» SET TASK:
Output an exact reproduction of the data.

» Rows from a figure dataset:
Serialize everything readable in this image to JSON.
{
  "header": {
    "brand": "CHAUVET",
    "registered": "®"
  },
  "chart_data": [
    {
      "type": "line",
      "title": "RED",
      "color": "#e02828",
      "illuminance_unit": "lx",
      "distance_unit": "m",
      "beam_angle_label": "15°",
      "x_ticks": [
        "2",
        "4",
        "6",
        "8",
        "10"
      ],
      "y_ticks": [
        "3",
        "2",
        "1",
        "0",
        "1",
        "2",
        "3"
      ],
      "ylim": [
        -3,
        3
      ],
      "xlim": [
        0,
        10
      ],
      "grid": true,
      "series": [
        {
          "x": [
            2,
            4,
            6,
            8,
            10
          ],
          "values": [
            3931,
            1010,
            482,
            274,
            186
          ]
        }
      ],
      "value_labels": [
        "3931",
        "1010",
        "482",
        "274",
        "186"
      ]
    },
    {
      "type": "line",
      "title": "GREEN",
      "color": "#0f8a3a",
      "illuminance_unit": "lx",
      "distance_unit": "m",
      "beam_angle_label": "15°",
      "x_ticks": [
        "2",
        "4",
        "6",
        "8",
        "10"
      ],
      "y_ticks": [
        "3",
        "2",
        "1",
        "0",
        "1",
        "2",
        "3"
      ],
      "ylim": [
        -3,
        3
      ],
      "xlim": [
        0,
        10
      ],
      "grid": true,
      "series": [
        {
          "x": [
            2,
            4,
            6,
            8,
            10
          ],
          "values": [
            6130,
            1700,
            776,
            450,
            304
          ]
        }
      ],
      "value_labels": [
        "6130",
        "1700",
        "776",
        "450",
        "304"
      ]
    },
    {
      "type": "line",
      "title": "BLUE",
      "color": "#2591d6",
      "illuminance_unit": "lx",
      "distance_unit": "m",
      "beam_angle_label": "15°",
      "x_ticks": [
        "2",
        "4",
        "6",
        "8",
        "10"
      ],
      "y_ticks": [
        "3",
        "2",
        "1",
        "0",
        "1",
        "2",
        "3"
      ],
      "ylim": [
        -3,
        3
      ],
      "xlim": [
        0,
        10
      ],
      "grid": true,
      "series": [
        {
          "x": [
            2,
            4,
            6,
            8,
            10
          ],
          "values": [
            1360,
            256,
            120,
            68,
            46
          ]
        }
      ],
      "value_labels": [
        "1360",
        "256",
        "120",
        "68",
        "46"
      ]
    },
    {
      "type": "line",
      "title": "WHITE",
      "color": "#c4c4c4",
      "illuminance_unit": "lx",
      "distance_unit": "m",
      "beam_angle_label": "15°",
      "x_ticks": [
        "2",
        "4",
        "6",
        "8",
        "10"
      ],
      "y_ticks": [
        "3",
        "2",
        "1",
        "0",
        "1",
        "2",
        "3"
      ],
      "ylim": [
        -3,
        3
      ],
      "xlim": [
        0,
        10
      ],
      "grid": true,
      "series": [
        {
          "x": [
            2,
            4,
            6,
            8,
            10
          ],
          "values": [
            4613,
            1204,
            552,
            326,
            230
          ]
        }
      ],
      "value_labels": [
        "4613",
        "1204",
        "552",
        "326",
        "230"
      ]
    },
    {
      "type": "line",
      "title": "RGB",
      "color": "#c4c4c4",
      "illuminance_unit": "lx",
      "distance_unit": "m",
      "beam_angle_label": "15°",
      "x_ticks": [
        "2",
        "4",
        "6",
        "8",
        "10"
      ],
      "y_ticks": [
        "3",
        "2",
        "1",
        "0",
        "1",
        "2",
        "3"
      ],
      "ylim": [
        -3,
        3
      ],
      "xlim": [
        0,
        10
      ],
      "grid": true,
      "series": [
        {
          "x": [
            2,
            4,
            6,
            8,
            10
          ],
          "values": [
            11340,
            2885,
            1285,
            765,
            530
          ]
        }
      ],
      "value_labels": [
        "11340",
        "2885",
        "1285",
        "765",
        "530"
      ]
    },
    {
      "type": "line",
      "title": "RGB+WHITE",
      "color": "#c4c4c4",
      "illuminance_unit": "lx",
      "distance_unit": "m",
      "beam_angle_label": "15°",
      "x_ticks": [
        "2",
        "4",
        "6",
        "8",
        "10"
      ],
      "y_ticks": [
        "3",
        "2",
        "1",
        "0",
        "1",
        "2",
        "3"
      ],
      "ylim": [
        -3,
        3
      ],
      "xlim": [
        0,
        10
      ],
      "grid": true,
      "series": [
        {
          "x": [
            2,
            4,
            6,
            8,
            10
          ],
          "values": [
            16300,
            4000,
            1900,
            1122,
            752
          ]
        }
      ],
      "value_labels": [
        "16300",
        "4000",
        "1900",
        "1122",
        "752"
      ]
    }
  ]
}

» WRITTEN ANSWER:
Serialize everything readable in this image to JSON.
{
  "header": {
    "brand": "CHAUVET",
    "registered": "®"
  },
  "chart_data": [
    {
      "type": "line",
      "title": "RED",
      "color": "#e02828",
      "illuminance_unit": "lx",
      "distance_unit": "m",
      "beam_angle_label": "15°",
      "x_ticks": [
        "2",
        "4",
        "6",
        "8",
        "10"
      ],
      "y_ticks": [
        "3",
        "2",
        "1",
        "0",
        "1",
        "2",
        "3"
      ],
      "ylim": [
        -3,
        3
      ],
      "xlim": [
        0,
        10
      ],
      "grid": true,
      "series": [
        {
          "x": [
            2,
            4,
            6,
            8,
            10
          ],
          "values": [
            3931,
            1010,
            482,
            274,
            186
          ]
        }
      ],
      "value_labels": [
        "3931",
        "1010",
        "482",
        "274",
        "186"
      ]
    },
    {
      "type": "line",
      "title": "GREEN",
      "color": "#0f8a3a",
      "illuminance_unit": "lx",
      "distance_unit": "m",
      "beam_angle_label": "15°",
      "x_ticks": [
        "2",
        "4",
        "6",
        "8",
        "10"
      ],
      "y_ticks": [
        "3",
        "2",
        "1",
        "0",
        "1",
        "2",
        "3"
      ],
      "ylim": [
        -3,
        3
      ],
      "xlim": [
        0,
        10
      ],
      "grid": true,
      "series": [
        {
          "x": [
            2,
            4,
            6,
            8,
            10
          ],
          "values": [
            6130,
            1700,
            776,
            450,
            304
          ]
        }
      ],
      "value_labels": [
        "6130",
        "1700",
        "776",
        "450",
        "304"
      ]
    },
    {
      "type": "line",
      "title": "BLUE",
      "color": "#2591d6",
      "illuminance_unit": "lx",
      "distance_unit": "m",
      "beam_angle_label": "15°",
      "x_ticks": [
        "2",
        "4",
        "6",
        "8",
        "10"
      ],
      "y_ticks": [
        "3",
        "2",
        "1",
        "0",
        "1",
        "2",
        "3"
      ],
      "ylim": [
        -3,
        3
      ],
      "xlim": [
        0,
        10
      ],
      "grid": true,
      "series": [
        {
          "x": [
            2,
            4,
            6,
            8,
            10
          ],
          "values": [
            1360,
            256,
            120,
            68,
            46
          ]
        }
      ],
      "value_labels": [
        "1360",
        "256",
        "120",
        "68",
        "46"
      ]
    },
    {
      "type": "line",
      "title": "WHITE",
      "color": "#c4c4c4",
      "illuminance_unit": "lx",
      "distance_unit": "m",
      "beam_angle_label": "15°",
      "x_ticks": [
        "2",
        "4",
        "6",
        "8",
        "10"
      ],
      "y_ticks": [
        "3",
        "2",
        "1",
        "0",
        "1",
        "2",
        "3"
      ],
      "ylim": [
        -3,
        3
      ],
      "xlim": [
        0,
        10
      ],
      "grid": true,
      "series": [
        {
          "x": [
            2,
            4,
            6,
            8,
            10
          ],
          "values": [
            4613,
            1204,
            552,
            326,
            230
          ]
        }
      ],
      "value_labels": [
        "4613",
        "1204",
        "552",
        "326",
        "230"
      ]
    },
    {
      "type": "line",
      "title": "RGB",
      "color": "#c4c4c4",
      "illuminance_unit": "lx",
      "distance_unit": "m",
      "beam_angle_label": "15°",
      "x_ticks": [
        "2",
        "4",
        "6",
        "8",
        "10"
      ],
      "y_ticks": [
        "3",
        "2",
        "1",
        "0",
        "1",
        "2",
        "3"
      ],
      "ylim": [
        -3,
        3
      ],
      "xlim": [
        0,
        10
      ],
      "grid": true,
      "series": [
        {
          "x": [
            2,
            4,
            6,
            8,
            10
          ],
          "values": [
            11340,
            2885,
            1285,
            765,
            530
          ]
        }
      ],
      "value_labels": [
        "11340",
        "2885",
        "1285",
        "765",
        "530"
      ]
    },
    {
      "type": "line",
      "title": "RGB+WHITE",
      "color": "#c4c4c4",
      "illuminance_unit": "lx",
      "distance_unit": "m",
      "beam_angle_label": "15°",
      "x_ticks": [
        "2",
        "4",
        "6",
        "8",
        "10"
      ],
      "y_ticks": [
        "3",
        "2",
        "1",
        "0",
        "1",
        "2",
        "3"
      ],
      "ylim": [
        -3,
        3
      ],
      "xlim": [
        0,
        10
      ],
      "grid": true,
      "series": [
        {
          "x": [
            2,
            4,
            6,
            8,
            10
          ],
          "values": [
            16300,
            4000,
            1900,
            1122,
            752
          ]
        }
      ],
      "value_labels": [
        "16300",
        "4000",
        "1900",
        "1122",
        "752"
      ]
    }
  ]
}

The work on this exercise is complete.